[Stored dataset items]:

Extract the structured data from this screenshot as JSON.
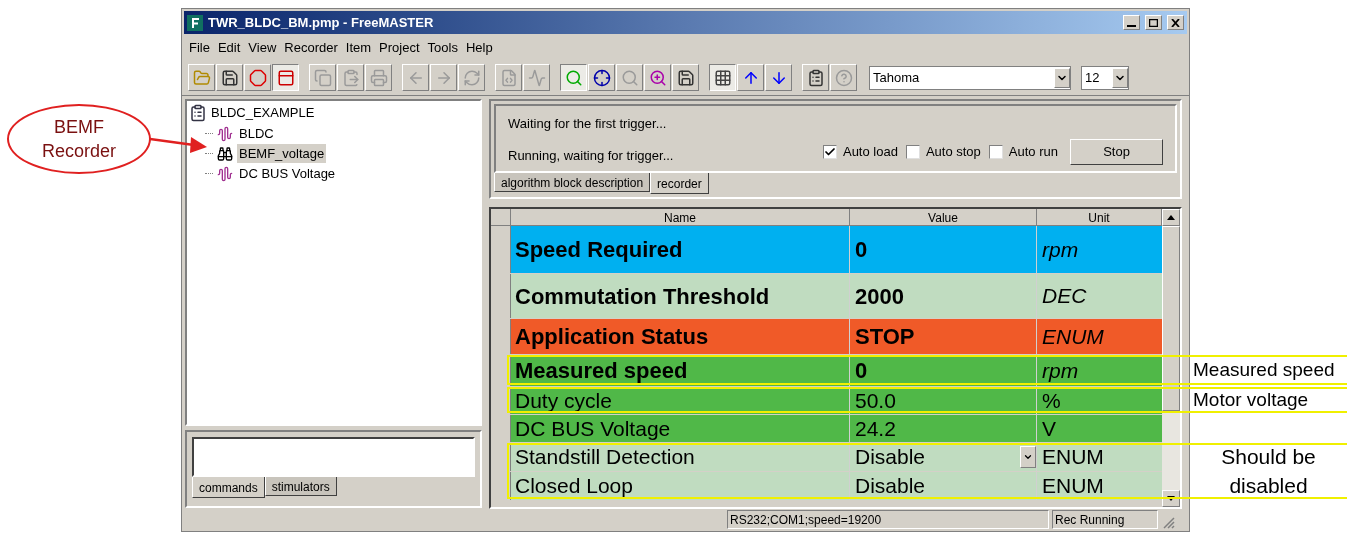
{
  "window": {
    "title": "TWR_BLDC_BM.pmp - FreeMASTER"
  },
  "menu": [
    "File",
    "Edit",
    "View",
    "Recorder",
    "Item",
    "Project",
    "Tools",
    "Help"
  ],
  "toolbar": {
    "buttons": [
      {
        "kind": "open",
        "disabled": false,
        "pressed": false
      },
      {
        "kind": "save",
        "disabled": false,
        "pressed": false
      },
      {
        "kind": "stop",
        "disabled": false,
        "pressed": false
      },
      {
        "kind": "view",
        "disabled": false,
        "pressed": true
      },
      {
        "kind": "copy",
        "disabled": true,
        "pressed": false
      },
      {
        "kind": "paste",
        "disabled": true,
        "pressed": false
      },
      {
        "kind": "print",
        "disabled": true,
        "pressed": false
      },
      {
        "kind": "back",
        "disabled": true,
        "pressed": false
      },
      {
        "kind": "forward",
        "disabled": true,
        "pressed": false
      },
      {
        "kind": "refresh",
        "disabled": true,
        "pressed": false
      },
      {
        "kind": "run",
        "disabled": true,
        "pressed": false
      },
      {
        "kind": "wave",
        "disabled": true,
        "pressed": false
      },
      {
        "kind": "probe",
        "disabled": false,
        "pressed": true
      },
      {
        "kind": "target",
        "disabled": false,
        "pressed": false
      },
      {
        "kind": "probe",
        "disabled": true,
        "pressed": false
      },
      {
        "kind": "zoom",
        "disabled": false,
        "pressed": false
      },
      {
        "kind": "save",
        "disabled": false,
        "pressed": false
      },
      {
        "kind": "grid",
        "disabled": false,
        "pressed": true
      },
      {
        "kind": "up",
        "disabled": false,
        "pressed": false
      },
      {
        "kind": "down",
        "disabled": false,
        "pressed": false
      },
      {
        "kind": "properties",
        "disabled": false,
        "pressed": false
      },
      {
        "kind": "help",
        "disabled": true,
        "pressed": false
      }
    ],
    "font": "Tahoma",
    "font_size": "12"
  },
  "tree": {
    "label": "BLDC_EXAMPLE",
    "children": [
      {
        "label": "BLDC",
        "kind": "recorder",
        "selected": false
      },
      {
        "label": "BEMF_voltage",
        "kind": "binoculars",
        "selected": true
      },
      {
        "label": "DC BUS Voltage",
        "kind": "recorder",
        "selected": false
      }
    ]
  },
  "commands": {
    "tabs": [
      {
        "label": "commands",
        "selected": true
      },
      {
        "label": "stimulators",
        "selected": false
      }
    ]
  },
  "recorder": {
    "messages": [
      "Waiting for the first trigger...",
      "Running, waiting for trigger..."
    ],
    "options": [
      {
        "label": "Auto load",
        "checked": true
      },
      {
        "label": "Auto stop",
        "checked": false
      },
      {
        "label": "Auto run",
        "checked": false
      }
    ],
    "button": "Stop",
    "tabs": [
      {
        "label": "algorithm block description",
        "selected": false
      },
      {
        "label": "recorder",
        "selected": true
      }
    ]
  },
  "table": {
    "columns": [
      "Name",
      "Value",
      "Unit"
    ],
    "rows": [
      {
        "name": "Speed Required",
        "value": "0",
        "unit": "rpm",
        "color": "#00b0f0",
        "emphasis": true,
        "dropdown": false
      },
      {
        "name": "Commutation Threshold",
        "value": "2000",
        "unit": "DEC",
        "color": "#c0dcc0",
        "emphasis": true,
        "dropdown": false
      },
      {
        "name": "Application Status",
        "value": "STOP",
        "unit": "ENUM",
        "color": "#f05a28",
        "emphasis": true,
        "dropdown": false
      },
      {
        "name": "Measured speed",
        "value": "0",
        "unit": "rpm",
        "color": "#50b848",
        "emphasis": true,
        "dropdown": false
      },
      {
        "name": "Duty cycle",
        "value": "50.0",
        "unit": "%",
        "color": "#50b848",
        "emphasis": false,
        "dropdown": false
      },
      {
        "name": "DC BUS Voltage",
        "value": "24.2",
        "unit": "V",
        "color": "#50b848",
        "emphasis": false,
        "dropdown": false
      },
      {
        "name": "Standstill Detection",
        "value": "Disable",
        "unit": "ENUM",
        "color": "#c0dcc0",
        "emphasis": false,
        "dropdown": true
      },
      {
        "name": "Closed Loop",
        "value": "Disable",
        "unit": "ENUM",
        "color": "#c0dcc0",
        "emphasis": false,
        "dropdown": false
      }
    ]
  },
  "status_bar": [
    "RS232;COM1;speed=19200",
    "Rec Running"
  ],
  "annotations": {
    "bubble": [
      "BEMF",
      "Recorder"
    ],
    "callouts": [
      {
        "text": "Measured speed"
      },
      {
        "text": "Motor voltage"
      },
      {
        "text": "Should be disabled"
      }
    ]
  }
}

[Stated exercise]:
Pictures are not part of the copy; output everything else in the records exactly.

[In response]:
Extract the structured data from this screenshot as JSON.
{
  "window": {
    "title": "TWR_BLDC_BM.pmp - FreeMASTER"
  },
  "menu": [
    "File",
    "Edit",
    "View",
    "Recorder",
    "Item",
    "Project",
    "Tools",
    "Help"
  ],
  "toolbar": {
    "buttons": [
      {
        "kind": "open",
        "disabled": false,
        "pressed": false
      },
      {
        "kind": "save",
        "disabled": false,
        "pressed": false
      },
      {
        "kind": "stop",
        "disabled": false,
        "pressed": false
      },
      {
        "kind": "view",
        "disabled": false,
        "pressed": true
      },
      {
        "kind": "copy",
        "disabled": true,
        "pressed": false
      },
      {
        "kind": "paste",
        "disabled": true,
        "pressed": false
      },
      {
        "kind": "print",
        "disabled": true,
        "pressed": false
      },
      {
        "kind": "back",
        "disabled": true,
        "pressed": false
      },
      {
        "kind": "forward",
        "disabled": true,
        "pressed": false
      },
      {
        "kind": "refresh",
        "disabled": true,
        "pressed": false
      },
      {
        "kind": "run",
        "disabled": true,
        "pressed": false
      },
      {
        "kind": "wave",
        "disabled": true,
        "pressed": false
      },
      {
        "kind": "probe",
        "disabled": false,
        "pressed": true
      },
      {
        "kind": "target",
        "disabled": false,
        "pressed": false
      },
      {
        "kind": "probe",
        "disabled": true,
        "pressed": false
      },
      {
        "kind": "zoom",
        "disabled": false,
        "pressed": false
      },
      {
        "kind": "save",
        "disabled": false,
        "pressed": false
      },
      {
        "kind": "grid",
        "disabled": false,
        "pressed": true
      },
      {
        "kind": "up",
        "disabled": false,
        "pressed": false
      },
      {
        "kind": "down",
        "disabled": false,
        "pressed": false
      },
      {
        "kind": "properties",
        "disabled": false,
        "pressed": false
      },
      {
        "kind": "help",
        "disabled": true,
        "pressed": false
      }
    ],
    "font": "Tahoma",
    "font_size": "12"
  },
  "tree": {
    "label": "BLDC_EXAMPLE",
    "children": [
      {
        "label": "BLDC",
        "kind": "recorder",
        "selected": false
      },
      {
        "label": "BEMF_voltage",
        "kind": "binoculars",
        "selected": true
      },
      {
        "label": "DC BUS Voltage",
        "kind": "recorder",
        "selected": false
      }
    ]
  },
  "commands": {
    "tabs": [
      {
        "label": "commands",
        "selected": true
      },
      {
        "label": "stimulators",
        "selected": false
      }
    ]
  },
  "recorder": {
    "messages": [
      "Waiting for the first trigger...",
      "Running, waiting for trigger..."
    ],
    "options": [
      {
        "label": "Auto load",
        "checked": true
      },
      {
        "label": "Auto stop",
        "checked": false
      },
      {
        "label": "Auto run",
        "checked": false
      }
    ],
    "button": "Stop",
    "tabs": [
      {
        "label": "algorithm block description",
        "selected": false
      },
      {
        "label": "recorder",
        "selected": true
      }
    ]
  },
  "table": {
    "columns": [
      "Name",
      "Value",
      "Unit"
    ],
    "rows": [
      {
        "name": "Speed Required",
        "value": "0",
        "unit": "rpm",
        "color": "#00b0f0",
        "emphasis": true,
        "dropdown": false
      },
      {
        "name": "Commutation Threshold",
        "value": "2000",
        "unit": "DEC",
        "color": "#c0dcc0",
        "emphasis": true,
        "dropdown": false
      },
      {
        "name": "Application Status",
        "value": "STOP",
        "unit": "ENUM",
        "color": "#f05a28",
        "emphasis": true,
        "dropdown": false
      },
      {
        "name": "Measured speed",
        "value": "0",
        "unit": "rpm",
        "color": "#50b848",
        "emphasis": true,
        "dropdown": false
      },
      {
        "name": "Duty cycle",
        "value": "50.0",
        "unit": "%",
        "color": "#50b848",
        "emphasis": false,
        "dropdown": false
      },
      {
        "name": "DC BUS Voltage",
        "value": "24.2",
        "unit": "V",
        "color": "#50b848",
        "emphasis": false,
        "dropdown": false
      },
      {
        "name": "Standstill Detection",
        "value": "Disable",
        "unit": "ENUM",
        "color": "#c0dcc0",
        "emphasis": false,
        "dropdown": true
      },
      {
        "name": "Closed Loop",
        "value": "Disable",
        "unit": "ENUM",
        "color": "#c0dcc0",
        "emphasis": false,
        "dropdown": false
      }
    ]
  },
  "status_bar": [
    "RS232;COM1;speed=19200",
    "Rec Running"
  ],
  "annotations": {
    "bubble": [
      "BEMF",
      "Recorder"
    ],
    "callouts": [
      {
        "text": "Measured speed"
      },
      {
        "text": "Motor voltage"
      },
      {
        "text": "Should be disabled"
      }
    ]
  }
}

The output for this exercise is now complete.